(Supplied entries)
↓

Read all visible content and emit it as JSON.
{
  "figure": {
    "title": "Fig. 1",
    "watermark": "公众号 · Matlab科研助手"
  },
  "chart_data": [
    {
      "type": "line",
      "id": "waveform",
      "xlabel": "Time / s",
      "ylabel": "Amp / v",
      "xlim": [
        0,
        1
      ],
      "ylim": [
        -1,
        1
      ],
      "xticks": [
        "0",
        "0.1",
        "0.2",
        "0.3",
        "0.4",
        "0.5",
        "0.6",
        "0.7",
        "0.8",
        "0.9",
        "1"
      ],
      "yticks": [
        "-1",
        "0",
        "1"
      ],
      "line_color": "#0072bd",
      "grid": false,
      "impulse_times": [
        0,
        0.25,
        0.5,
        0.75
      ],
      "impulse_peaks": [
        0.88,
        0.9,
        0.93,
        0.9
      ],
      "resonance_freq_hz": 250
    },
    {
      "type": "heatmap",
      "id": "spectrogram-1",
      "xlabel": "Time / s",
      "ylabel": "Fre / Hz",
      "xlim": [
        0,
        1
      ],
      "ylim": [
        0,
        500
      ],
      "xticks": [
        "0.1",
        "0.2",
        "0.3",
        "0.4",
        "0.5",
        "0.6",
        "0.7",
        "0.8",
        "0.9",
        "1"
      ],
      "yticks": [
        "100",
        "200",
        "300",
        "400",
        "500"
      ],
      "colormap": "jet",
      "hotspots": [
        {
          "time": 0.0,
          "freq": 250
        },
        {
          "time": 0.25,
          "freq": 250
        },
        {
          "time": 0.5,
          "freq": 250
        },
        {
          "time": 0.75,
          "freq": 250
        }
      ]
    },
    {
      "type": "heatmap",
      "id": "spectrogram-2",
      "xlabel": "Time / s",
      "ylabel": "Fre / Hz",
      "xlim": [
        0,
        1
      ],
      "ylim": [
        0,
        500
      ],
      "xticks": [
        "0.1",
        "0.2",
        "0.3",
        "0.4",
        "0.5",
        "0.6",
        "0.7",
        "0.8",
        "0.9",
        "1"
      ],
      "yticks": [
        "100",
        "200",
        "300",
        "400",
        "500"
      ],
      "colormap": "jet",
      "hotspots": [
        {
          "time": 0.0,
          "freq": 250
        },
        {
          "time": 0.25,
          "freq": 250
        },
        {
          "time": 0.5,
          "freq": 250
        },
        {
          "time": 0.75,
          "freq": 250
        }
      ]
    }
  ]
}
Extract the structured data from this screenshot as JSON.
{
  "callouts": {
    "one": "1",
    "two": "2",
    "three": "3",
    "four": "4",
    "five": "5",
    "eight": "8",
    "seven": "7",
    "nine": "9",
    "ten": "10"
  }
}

↑

Output all of the data above without any alteration.

Read all visible content and emit it as JSON.
{
  "figure": {
    "title": "Fig. 1",
    "watermark": "公众号 · Matlab科研助手"
  },
  "chart_data": [
    {
      "type": "line",
      "id": "waveform",
      "xlabel": "Time / s",
      "ylabel": "Amp / v",
      "xlim": [
        0,
        1
      ],
      "ylim": [
        -1,
        1
      ],
      "xticks": [
        "0",
        "0.1",
        "0.2",
        "0.3",
        "0.4",
        "0.5",
        "0.6",
        "0.7",
        "0.8",
        "0.9",
        "1"
      ],
      "yticks": [
        "-1",
        "0",
        "1"
      ],
      "line_color": "#0072bd",
      "grid": false,
      "impulse_times": [
        0,
        0.25,
        0.5,
        0.75
      ],
      "impulse_peaks": [
        0.88,
        0.9,
        0.93,
        0.9
      ],
      "resonance_freq_hz": 250
    },
    {
      "type": "heatmap",
      "id": "spectrogram-1",
      "xlabel": "Time / s",
      "ylabel": "Fre / Hz",
      "xlim": [
        0,
        1
      ],
      "ylim": [
        0,
        500
      ],
      "xticks": [
        "0.1",
        "0.2",
        "0.3",
        "0.4",
        "0.5",
        "0.6",
        "0.7",
        "0.8",
        "0.9",
        "1"
      ],
      "yticks": [
        "100",
        "200",
        "300",
        "400",
        "500"
      ],
      "colormap": "jet",
      "hotspots": [
        {
          "time": 0.0,
          "freq": 250
        },
        {
          "time": 0.25,
          "freq": 250
        },
        {
          "time": 0.5,
          "freq": 250
        },
        {
          "time": 0.75,
          "freq": 250
        }
      ]
    },
    {
      "type": "heatmap",
      "id": "spectrogram-2",
      "xlabel": "Time / s",
      "ylabel": "Fre / Hz",
      "xlim": [
        0,
        1
      ],
      "ylim": [
        0,
        500
      ],
      "xticks": [
        "0.1",
        "0.2",
        "0.3",
        "0.4",
        "0.5",
        "0.6",
        "0.7",
        "0.8",
        "0.9",
        "1"
      ],
      "yticks": [
        "100",
        "200",
        "300",
        "400",
        "500"
      ],
      "colormap": "jet",
      "hotspots": [
        {
          "time": 0.0,
          "freq": 250
        },
        {
          "time": 0.25,
          "freq": 250
        },
        {
          "time": 0.5,
          "freq": 250
        },
        {
          "time": 0.75,
          "freq": 250
        }
      ]
    }
  ]
}
Extract the structured data from this screenshot as JSON.
{
  "callouts": {
    "one": "1",
    "two": "2",
    "three": "3",
    "four": "4",
    "five": "5",
    "eight": "8",
    "seven": "7",
    "nine": "9",
    "ten": "10"
  }
}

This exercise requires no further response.